#### What you are asked to do:
Scan the data below. Pull out each line where "JSON" occurs.

#### Dataset extract:
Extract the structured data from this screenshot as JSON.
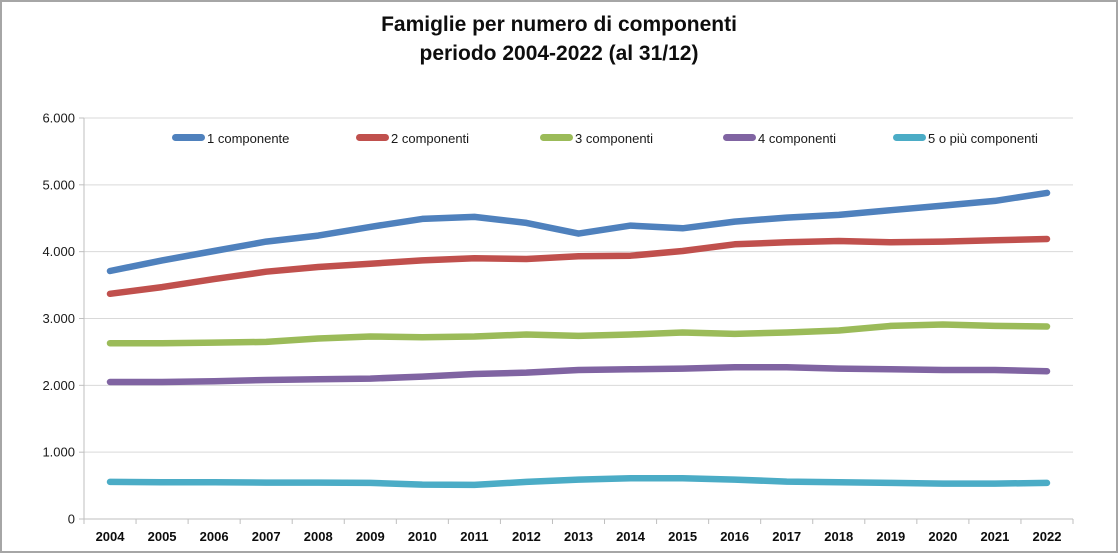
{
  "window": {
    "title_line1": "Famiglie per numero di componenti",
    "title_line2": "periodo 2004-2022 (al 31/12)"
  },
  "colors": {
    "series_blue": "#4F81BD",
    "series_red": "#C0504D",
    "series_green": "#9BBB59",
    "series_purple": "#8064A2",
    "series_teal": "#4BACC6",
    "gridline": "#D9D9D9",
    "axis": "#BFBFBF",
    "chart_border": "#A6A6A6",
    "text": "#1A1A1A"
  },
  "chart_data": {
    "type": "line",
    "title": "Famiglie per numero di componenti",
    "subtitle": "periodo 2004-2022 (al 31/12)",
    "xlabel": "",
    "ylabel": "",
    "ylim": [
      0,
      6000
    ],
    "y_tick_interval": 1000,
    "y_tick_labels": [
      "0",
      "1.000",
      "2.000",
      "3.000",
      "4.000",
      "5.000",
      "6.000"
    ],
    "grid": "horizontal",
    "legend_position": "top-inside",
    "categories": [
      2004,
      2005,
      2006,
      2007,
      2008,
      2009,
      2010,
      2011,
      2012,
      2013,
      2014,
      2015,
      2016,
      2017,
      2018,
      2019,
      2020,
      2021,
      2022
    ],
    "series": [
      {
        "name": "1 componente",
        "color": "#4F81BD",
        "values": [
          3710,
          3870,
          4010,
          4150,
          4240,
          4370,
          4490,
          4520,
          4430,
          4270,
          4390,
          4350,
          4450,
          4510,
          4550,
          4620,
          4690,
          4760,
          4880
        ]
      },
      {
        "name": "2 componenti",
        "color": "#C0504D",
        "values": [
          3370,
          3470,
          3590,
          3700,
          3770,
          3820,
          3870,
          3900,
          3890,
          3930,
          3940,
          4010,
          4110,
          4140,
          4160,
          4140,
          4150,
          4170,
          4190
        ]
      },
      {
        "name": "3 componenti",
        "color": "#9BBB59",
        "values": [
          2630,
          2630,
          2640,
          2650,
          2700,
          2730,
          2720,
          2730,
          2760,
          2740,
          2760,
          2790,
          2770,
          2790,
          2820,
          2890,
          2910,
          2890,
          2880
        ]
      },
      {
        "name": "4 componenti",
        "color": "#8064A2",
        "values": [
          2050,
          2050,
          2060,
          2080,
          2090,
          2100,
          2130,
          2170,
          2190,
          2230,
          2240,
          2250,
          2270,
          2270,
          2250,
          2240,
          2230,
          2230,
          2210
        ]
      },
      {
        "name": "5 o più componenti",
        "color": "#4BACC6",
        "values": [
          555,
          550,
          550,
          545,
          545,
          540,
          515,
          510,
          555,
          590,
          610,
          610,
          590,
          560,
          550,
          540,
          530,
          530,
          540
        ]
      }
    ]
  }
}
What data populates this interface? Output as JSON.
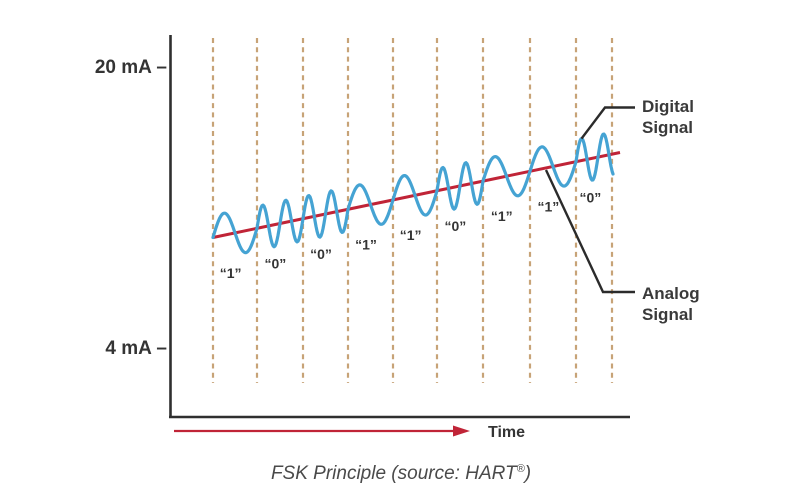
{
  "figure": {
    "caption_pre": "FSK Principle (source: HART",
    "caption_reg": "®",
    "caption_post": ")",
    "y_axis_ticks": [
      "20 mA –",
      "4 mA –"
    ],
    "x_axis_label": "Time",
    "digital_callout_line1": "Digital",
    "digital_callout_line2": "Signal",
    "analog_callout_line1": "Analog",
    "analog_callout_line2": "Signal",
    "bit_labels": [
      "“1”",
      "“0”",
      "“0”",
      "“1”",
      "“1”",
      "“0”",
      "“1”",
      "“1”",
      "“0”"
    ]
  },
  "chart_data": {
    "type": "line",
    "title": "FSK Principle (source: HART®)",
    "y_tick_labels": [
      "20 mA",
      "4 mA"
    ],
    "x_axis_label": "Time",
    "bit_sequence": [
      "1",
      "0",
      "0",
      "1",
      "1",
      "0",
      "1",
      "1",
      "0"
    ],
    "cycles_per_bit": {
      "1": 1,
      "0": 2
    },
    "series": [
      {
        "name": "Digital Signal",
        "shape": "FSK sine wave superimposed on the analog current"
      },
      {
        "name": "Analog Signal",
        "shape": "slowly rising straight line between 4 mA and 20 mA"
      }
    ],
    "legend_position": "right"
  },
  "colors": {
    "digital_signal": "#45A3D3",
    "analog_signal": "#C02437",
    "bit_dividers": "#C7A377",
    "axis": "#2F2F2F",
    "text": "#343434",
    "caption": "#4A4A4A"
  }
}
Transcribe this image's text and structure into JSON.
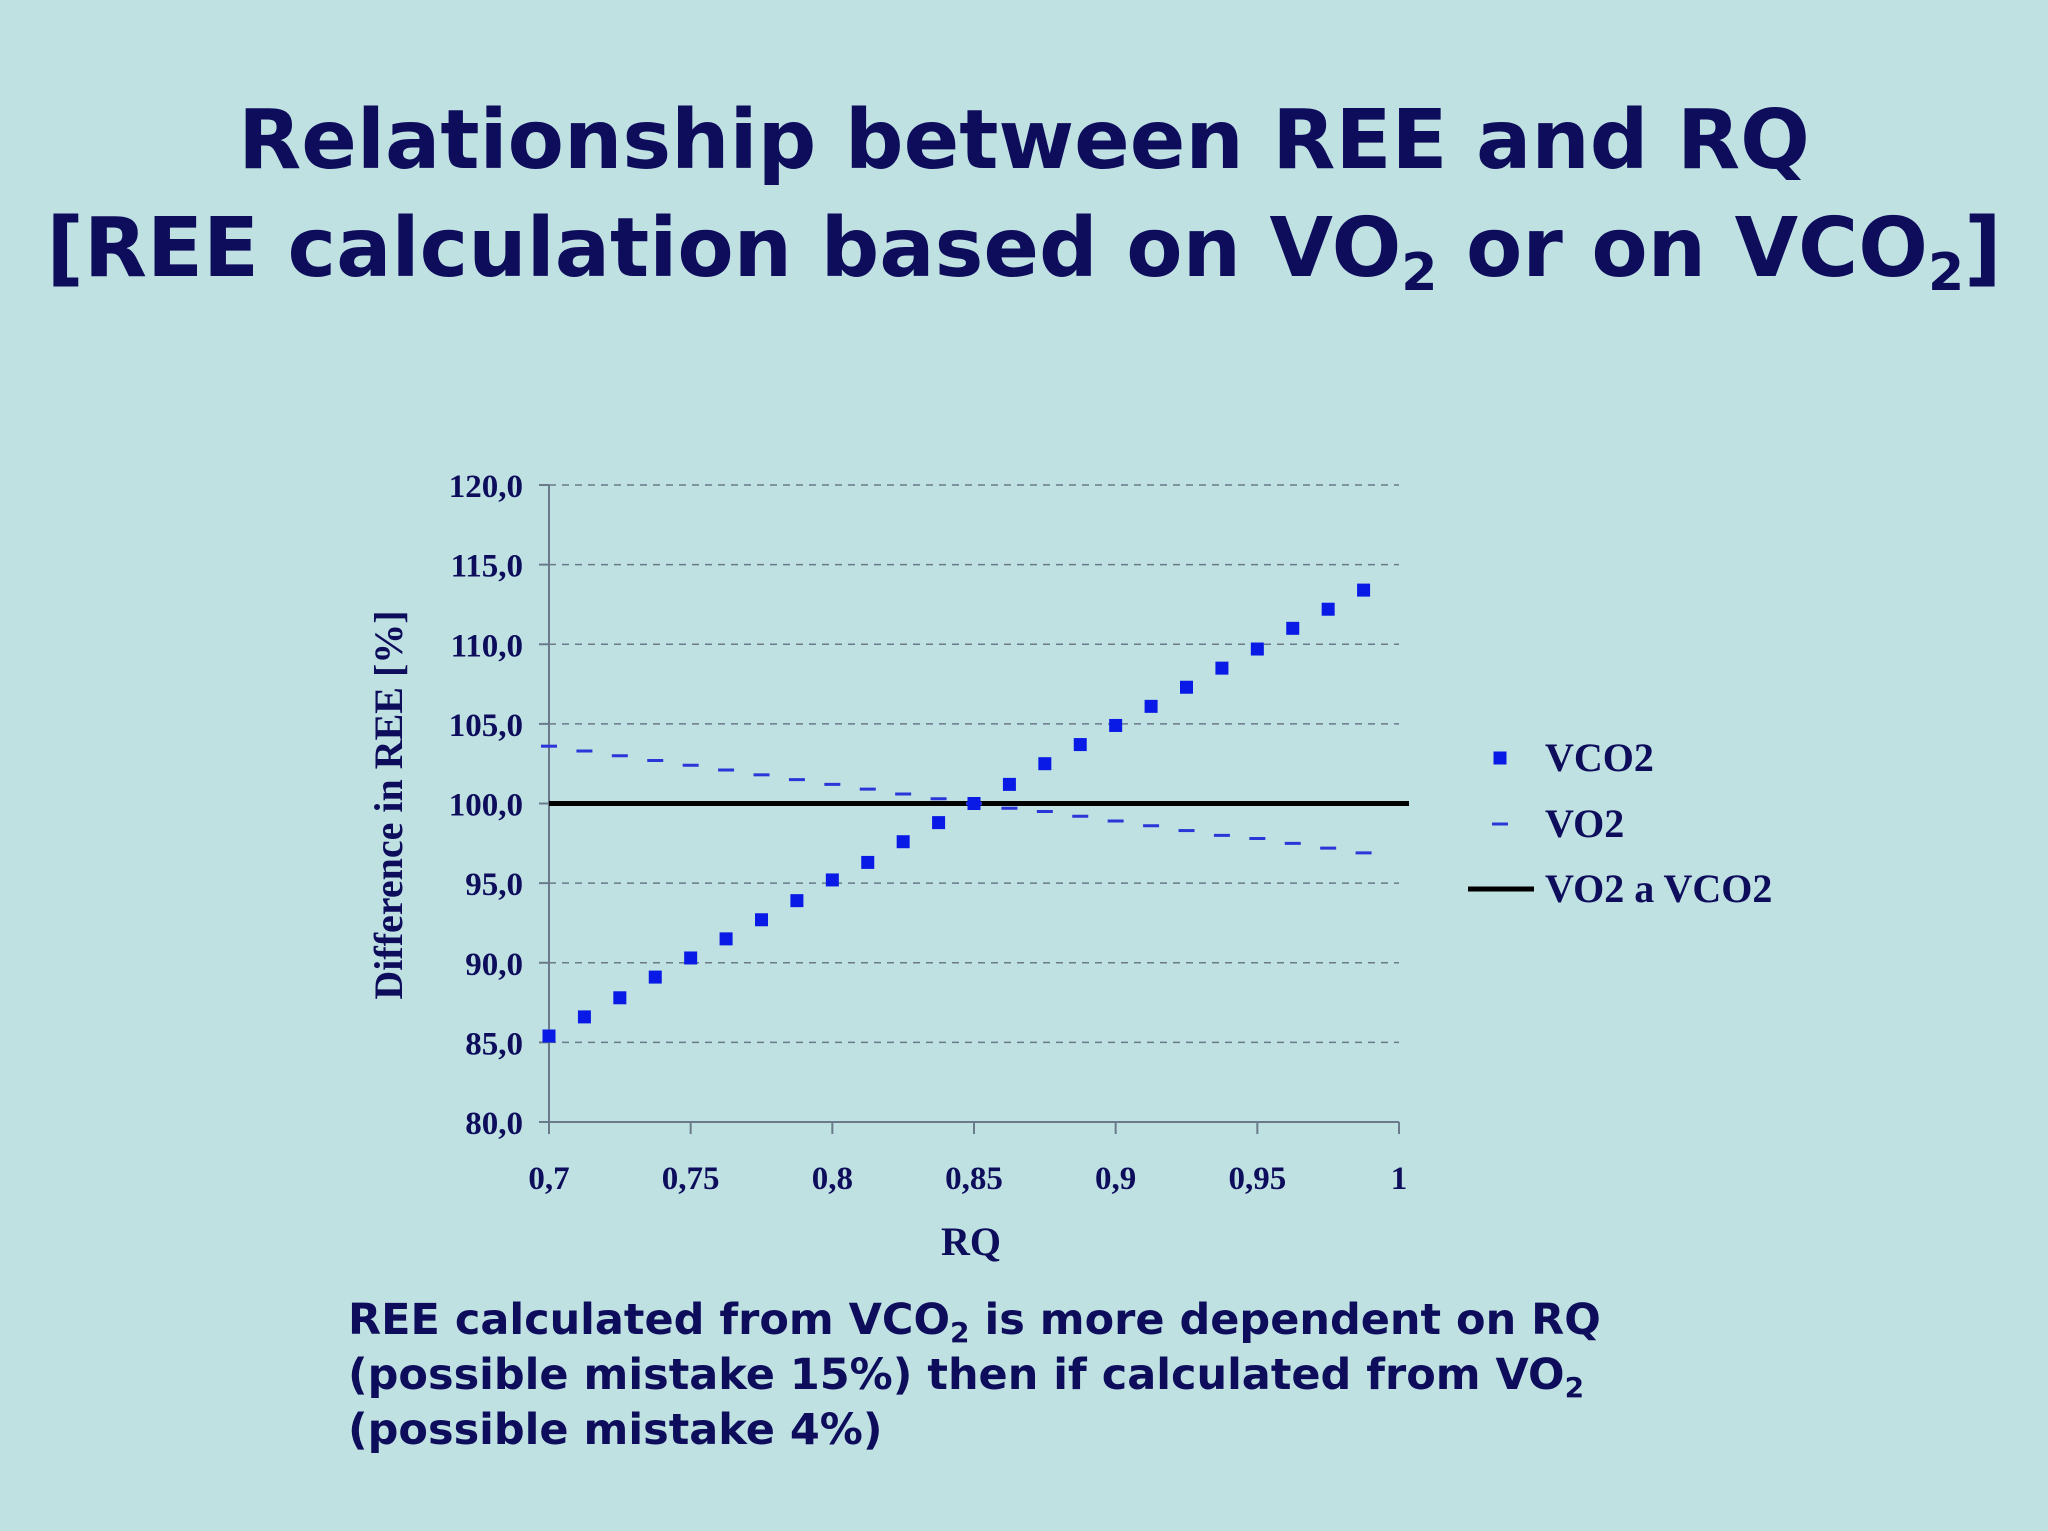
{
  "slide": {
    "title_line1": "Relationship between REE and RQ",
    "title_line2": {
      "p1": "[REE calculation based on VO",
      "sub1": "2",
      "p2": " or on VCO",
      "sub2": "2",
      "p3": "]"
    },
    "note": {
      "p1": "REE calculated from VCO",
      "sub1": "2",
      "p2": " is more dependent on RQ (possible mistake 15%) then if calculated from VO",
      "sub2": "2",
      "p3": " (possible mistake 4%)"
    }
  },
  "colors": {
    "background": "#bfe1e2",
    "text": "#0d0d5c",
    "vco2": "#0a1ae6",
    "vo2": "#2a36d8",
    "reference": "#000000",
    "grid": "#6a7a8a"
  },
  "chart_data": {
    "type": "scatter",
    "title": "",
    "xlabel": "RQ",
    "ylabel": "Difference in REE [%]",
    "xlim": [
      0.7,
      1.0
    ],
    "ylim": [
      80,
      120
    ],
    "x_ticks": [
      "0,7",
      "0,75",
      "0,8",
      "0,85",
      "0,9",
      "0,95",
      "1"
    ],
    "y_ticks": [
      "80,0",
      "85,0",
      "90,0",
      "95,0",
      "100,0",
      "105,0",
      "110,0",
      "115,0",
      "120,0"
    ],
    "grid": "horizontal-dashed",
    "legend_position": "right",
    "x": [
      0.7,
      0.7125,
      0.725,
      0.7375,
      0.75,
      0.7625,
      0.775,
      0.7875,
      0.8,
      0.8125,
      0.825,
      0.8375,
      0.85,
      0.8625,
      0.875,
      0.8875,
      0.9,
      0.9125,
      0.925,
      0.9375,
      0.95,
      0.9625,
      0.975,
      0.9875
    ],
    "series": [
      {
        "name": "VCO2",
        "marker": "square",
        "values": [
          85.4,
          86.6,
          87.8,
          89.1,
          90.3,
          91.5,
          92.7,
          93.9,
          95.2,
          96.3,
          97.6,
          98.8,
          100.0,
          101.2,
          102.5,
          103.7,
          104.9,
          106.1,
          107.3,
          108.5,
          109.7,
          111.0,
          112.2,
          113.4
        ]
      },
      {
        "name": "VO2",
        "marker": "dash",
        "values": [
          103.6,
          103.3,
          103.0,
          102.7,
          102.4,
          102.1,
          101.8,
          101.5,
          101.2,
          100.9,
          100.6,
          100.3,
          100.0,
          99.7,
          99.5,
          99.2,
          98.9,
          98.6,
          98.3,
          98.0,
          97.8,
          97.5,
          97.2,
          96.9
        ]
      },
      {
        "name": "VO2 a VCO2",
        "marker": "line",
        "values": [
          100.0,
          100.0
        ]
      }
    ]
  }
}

#### Response to this task:
Extract the structured data from this screenshot as JSON.
What data populates this interface? Output as JSON.
Transcribe this image's text and structure into JSON.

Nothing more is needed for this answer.